● Item position entries:
________________

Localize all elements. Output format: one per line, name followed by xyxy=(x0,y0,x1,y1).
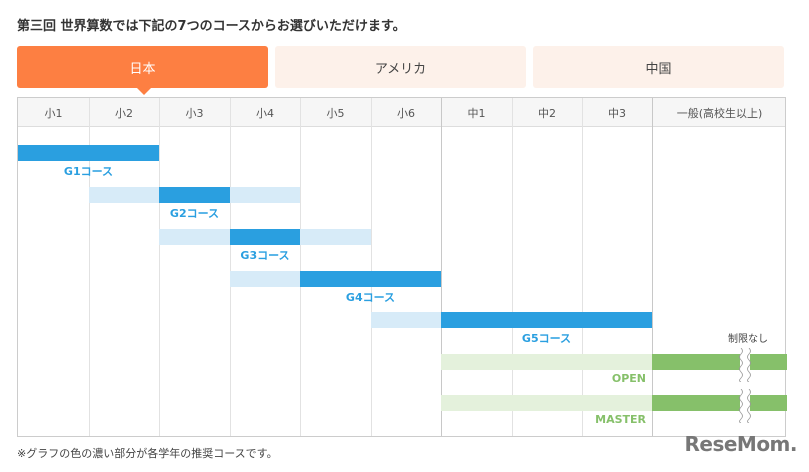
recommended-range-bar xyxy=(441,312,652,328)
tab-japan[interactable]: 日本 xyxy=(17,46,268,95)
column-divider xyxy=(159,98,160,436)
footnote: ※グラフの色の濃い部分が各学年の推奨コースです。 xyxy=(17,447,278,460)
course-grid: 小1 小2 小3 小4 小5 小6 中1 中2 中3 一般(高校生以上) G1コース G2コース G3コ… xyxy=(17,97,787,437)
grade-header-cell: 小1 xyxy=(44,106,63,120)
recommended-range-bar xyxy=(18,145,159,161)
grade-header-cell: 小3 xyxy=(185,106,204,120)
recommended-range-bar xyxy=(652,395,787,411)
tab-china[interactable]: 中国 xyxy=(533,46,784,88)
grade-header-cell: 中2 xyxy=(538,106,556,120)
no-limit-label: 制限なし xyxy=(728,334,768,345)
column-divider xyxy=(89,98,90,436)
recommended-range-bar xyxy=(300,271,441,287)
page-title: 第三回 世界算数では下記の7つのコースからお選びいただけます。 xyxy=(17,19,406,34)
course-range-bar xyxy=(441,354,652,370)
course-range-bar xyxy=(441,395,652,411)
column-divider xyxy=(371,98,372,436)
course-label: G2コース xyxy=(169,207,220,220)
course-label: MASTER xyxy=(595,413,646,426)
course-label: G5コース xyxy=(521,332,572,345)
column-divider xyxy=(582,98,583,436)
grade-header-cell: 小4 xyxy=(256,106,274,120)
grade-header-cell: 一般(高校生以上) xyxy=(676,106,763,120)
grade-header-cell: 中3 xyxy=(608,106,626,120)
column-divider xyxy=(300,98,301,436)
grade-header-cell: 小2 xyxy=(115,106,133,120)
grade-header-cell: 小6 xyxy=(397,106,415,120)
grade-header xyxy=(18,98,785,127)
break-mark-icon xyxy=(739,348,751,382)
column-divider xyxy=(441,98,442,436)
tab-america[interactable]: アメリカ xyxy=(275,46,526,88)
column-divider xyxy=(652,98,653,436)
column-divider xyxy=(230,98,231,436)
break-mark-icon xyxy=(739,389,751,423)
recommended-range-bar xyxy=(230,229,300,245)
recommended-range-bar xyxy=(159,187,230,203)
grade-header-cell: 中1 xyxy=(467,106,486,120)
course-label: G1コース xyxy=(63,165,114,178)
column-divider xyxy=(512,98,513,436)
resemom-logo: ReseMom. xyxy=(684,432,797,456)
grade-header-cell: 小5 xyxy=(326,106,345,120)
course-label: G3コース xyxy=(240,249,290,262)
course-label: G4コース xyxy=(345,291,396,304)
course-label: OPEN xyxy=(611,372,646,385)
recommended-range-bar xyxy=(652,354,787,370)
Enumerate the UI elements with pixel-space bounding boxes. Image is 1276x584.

________________

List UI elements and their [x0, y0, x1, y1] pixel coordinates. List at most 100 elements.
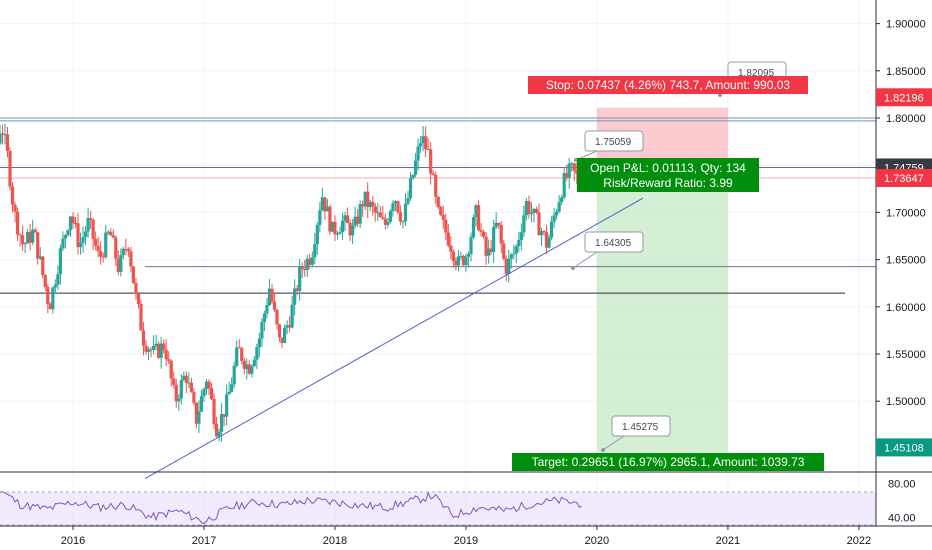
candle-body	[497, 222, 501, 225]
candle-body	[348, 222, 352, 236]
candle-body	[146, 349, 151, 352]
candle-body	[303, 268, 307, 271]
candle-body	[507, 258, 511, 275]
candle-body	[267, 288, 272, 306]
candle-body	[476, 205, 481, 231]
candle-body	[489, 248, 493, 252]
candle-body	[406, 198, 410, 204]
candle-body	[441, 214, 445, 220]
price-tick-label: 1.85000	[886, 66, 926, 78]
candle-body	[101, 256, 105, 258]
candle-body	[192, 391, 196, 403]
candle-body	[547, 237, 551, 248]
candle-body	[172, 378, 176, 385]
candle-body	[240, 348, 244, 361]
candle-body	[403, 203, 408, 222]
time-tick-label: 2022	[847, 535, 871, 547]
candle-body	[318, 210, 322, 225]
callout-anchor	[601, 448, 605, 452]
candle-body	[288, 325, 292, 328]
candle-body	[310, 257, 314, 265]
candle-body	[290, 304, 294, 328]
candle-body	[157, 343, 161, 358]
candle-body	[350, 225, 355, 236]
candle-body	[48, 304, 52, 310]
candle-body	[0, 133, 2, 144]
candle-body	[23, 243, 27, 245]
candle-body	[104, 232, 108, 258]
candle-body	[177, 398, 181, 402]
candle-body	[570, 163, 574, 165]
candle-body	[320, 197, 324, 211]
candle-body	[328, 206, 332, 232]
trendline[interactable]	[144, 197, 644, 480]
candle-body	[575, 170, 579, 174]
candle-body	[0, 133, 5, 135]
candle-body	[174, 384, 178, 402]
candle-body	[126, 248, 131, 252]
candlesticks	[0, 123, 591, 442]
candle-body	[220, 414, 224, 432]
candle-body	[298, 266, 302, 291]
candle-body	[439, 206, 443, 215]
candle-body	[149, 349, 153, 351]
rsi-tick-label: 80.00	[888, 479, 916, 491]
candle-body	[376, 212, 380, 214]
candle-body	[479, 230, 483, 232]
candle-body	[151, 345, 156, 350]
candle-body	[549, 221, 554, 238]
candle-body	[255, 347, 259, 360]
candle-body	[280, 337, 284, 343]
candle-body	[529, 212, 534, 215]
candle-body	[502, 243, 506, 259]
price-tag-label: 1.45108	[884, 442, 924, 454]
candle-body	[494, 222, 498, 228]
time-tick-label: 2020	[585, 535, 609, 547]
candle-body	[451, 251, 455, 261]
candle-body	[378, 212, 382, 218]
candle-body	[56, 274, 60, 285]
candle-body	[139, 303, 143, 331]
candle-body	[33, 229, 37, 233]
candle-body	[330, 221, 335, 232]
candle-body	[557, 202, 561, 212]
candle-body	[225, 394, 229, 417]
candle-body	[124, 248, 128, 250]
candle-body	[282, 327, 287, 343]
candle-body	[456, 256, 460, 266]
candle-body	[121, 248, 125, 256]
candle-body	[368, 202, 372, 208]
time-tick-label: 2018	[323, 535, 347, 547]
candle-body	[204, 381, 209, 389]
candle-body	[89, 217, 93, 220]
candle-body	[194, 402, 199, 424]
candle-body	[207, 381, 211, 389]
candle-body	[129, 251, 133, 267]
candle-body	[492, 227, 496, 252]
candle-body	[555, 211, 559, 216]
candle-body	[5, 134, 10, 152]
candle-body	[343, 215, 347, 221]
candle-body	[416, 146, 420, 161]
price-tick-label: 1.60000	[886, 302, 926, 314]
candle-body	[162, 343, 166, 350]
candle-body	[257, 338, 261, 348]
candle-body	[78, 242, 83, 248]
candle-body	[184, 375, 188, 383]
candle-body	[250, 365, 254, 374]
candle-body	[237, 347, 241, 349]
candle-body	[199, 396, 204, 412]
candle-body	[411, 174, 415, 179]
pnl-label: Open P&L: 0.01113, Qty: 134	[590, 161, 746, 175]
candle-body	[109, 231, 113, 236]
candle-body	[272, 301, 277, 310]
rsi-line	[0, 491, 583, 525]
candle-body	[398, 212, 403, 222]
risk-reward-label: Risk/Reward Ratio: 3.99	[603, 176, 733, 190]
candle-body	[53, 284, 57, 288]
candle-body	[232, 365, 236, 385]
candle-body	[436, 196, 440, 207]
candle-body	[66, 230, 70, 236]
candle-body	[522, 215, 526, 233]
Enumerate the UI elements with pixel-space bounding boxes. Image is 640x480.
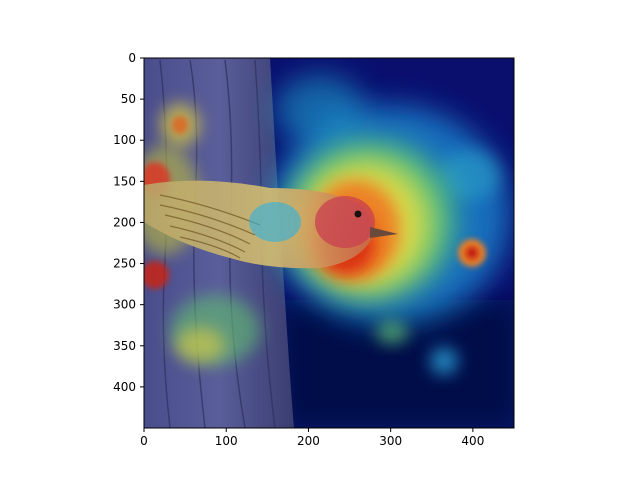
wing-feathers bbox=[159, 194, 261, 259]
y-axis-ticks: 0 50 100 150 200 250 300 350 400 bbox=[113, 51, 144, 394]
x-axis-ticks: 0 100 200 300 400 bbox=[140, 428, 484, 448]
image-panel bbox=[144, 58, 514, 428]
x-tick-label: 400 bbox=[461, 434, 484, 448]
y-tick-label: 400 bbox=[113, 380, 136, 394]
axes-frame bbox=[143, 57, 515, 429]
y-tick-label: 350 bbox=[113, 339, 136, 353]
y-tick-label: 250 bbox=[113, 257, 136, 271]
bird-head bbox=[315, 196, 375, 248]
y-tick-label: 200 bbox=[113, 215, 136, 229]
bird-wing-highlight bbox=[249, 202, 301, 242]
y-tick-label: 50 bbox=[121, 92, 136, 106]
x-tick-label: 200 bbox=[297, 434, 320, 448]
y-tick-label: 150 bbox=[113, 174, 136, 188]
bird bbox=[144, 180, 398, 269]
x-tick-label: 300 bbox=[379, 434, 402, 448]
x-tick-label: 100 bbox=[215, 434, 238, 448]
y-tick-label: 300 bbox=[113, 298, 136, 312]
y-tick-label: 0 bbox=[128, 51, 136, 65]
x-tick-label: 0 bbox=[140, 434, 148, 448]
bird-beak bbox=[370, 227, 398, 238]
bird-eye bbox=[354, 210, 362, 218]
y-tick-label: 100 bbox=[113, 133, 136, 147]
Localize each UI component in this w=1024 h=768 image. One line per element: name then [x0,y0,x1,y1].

________________

Please put everything in the material from the line containing "wing-feathers bbox=[159, 194, 261, 259]" down to the line containing "y-tick-label: 400 bbox=[113, 380, 136, 394]" into a JSON list of strings, one string per line, with blank lines left out.

[
  "wing-feathers bbox=[159, 194, 261, 259]",
  "y-axis-ticks: 0 50 100 150 200 250 300 350 400 bbox=[113, 51, 144, 394]",
  "x-axis-ticks: 0 100 200 300 400 bbox=[140, 428, 484, 448]",
  "image-panel bbox=[144, 58, 514, 428]",
  "x-tick-label: 400 bbox=[461, 434, 484, 448]",
  "y-tick-label: 400 bbox=[113, 380, 136, 394]"
]